## START Data shown
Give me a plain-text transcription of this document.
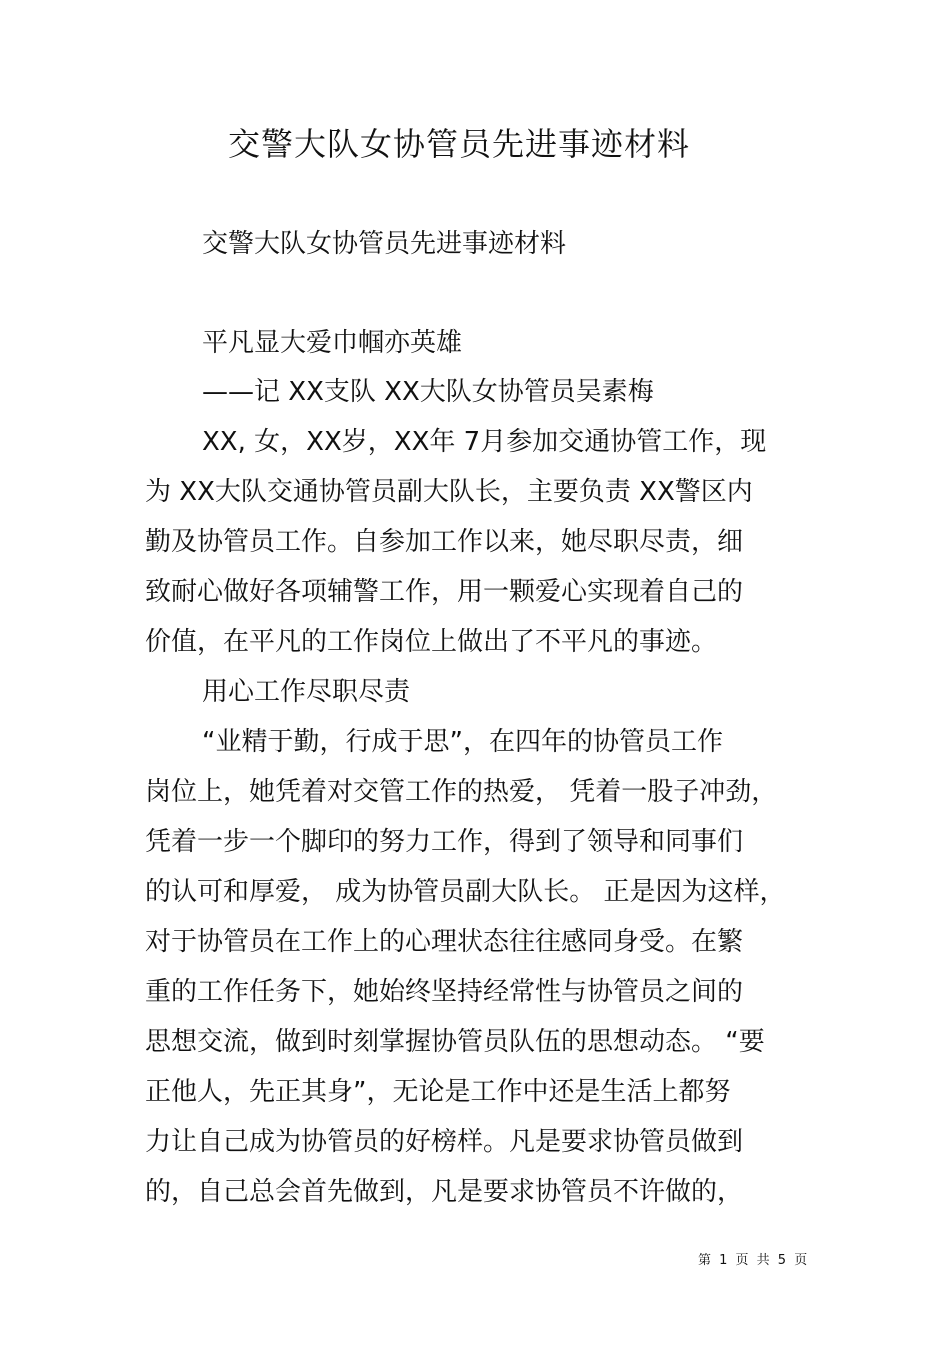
交警大队女协管员先进事迹材料
交警大队女协管员先进事迹材料
平凡显大爱巾帼亦英雄
——记 XX支队 XX大队女协管员吴素梅
XX, 女，XX岁，XX年 7月参加交通协管工作，现
为 XX大队交通协管员副大队长，主要负责 XX警区内
勤及协管员工作。自参加工作以来，她尽职尽责，细
致耐心做好各项辅警工作，用一颗爱心实现着自己的
价值，在平凡的工作岗位上做出了不平凡的事迹。
用心工作尽职尽责
“业精于勤，行成于思”，在四年的协管员工作
岗位上，她凭着对交管工作的热爱， 凭着一股子冲劲，
凭着一步一个脚印的努力工作，得到了领导和同事们
的认可和厚爱， 成为协管员副大队长。 正是因为这样，
对于协管员在工作上的心理状态往往感同身受。在繁
重的工作任务下，她始终坚持经常性与协管员之间的
思想交流，做到时刻掌握协管员队伍的思想动态。 “要
正他人，先正其身”，无论是工作中还是生活上都努
力让自己成为协管员的好榜样。凡是要求协管员做到
的，自己总会首先做到，凡是要求协管员不许做的，
第 1 页 共 5 页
## END Data shown
- _Stated goal_
Transcribe each entry above exactly, apart from the pictures.

- _Full output_
Give me a plain-text transcription of this document.
交警大队女协管员先进事迹材料
交警大队女协管员先进事迹材料
平凡显大爱巾帼亦英雄
——记 XX支队 XX大队女协管员吴素梅
XX, 女，XX岁，XX年 7月参加交通协管工作，现
为 XX大队交通协管员副大队长，主要负责 XX警区内
勤及协管员工作。自参加工作以来，她尽职尽责，细
致耐心做好各项辅警工作，用一颗爱心实现着自己的
价值，在平凡的工作岗位上做出了不平凡的事迹。
用心工作尽职尽责
“业精于勤，行成于思”，在四年的协管员工作
岗位上，她凭着对交管工作的热爱， 凭着一股子冲劲，
凭着一步一个脚印的努力工作，得到了领导和同事们
的认可和厚爱， 成为协管员副大队长。 正是因为这样，
对于协管员在工作上的心理状态往往感同身受。在繁
重的工作任务下，她始终坚持经常性与协管员之间的
思想交流，做到时刻掌握协管员队伍的思想动态。 “要
正他人，先正其身”，无论是工作中还是生活上都努
力让自己成为协管员的好榜样。凡是要求协管员做到
的，自己总会首先做到，凡是要求协管员不许做的，
第 1 页 共 5 页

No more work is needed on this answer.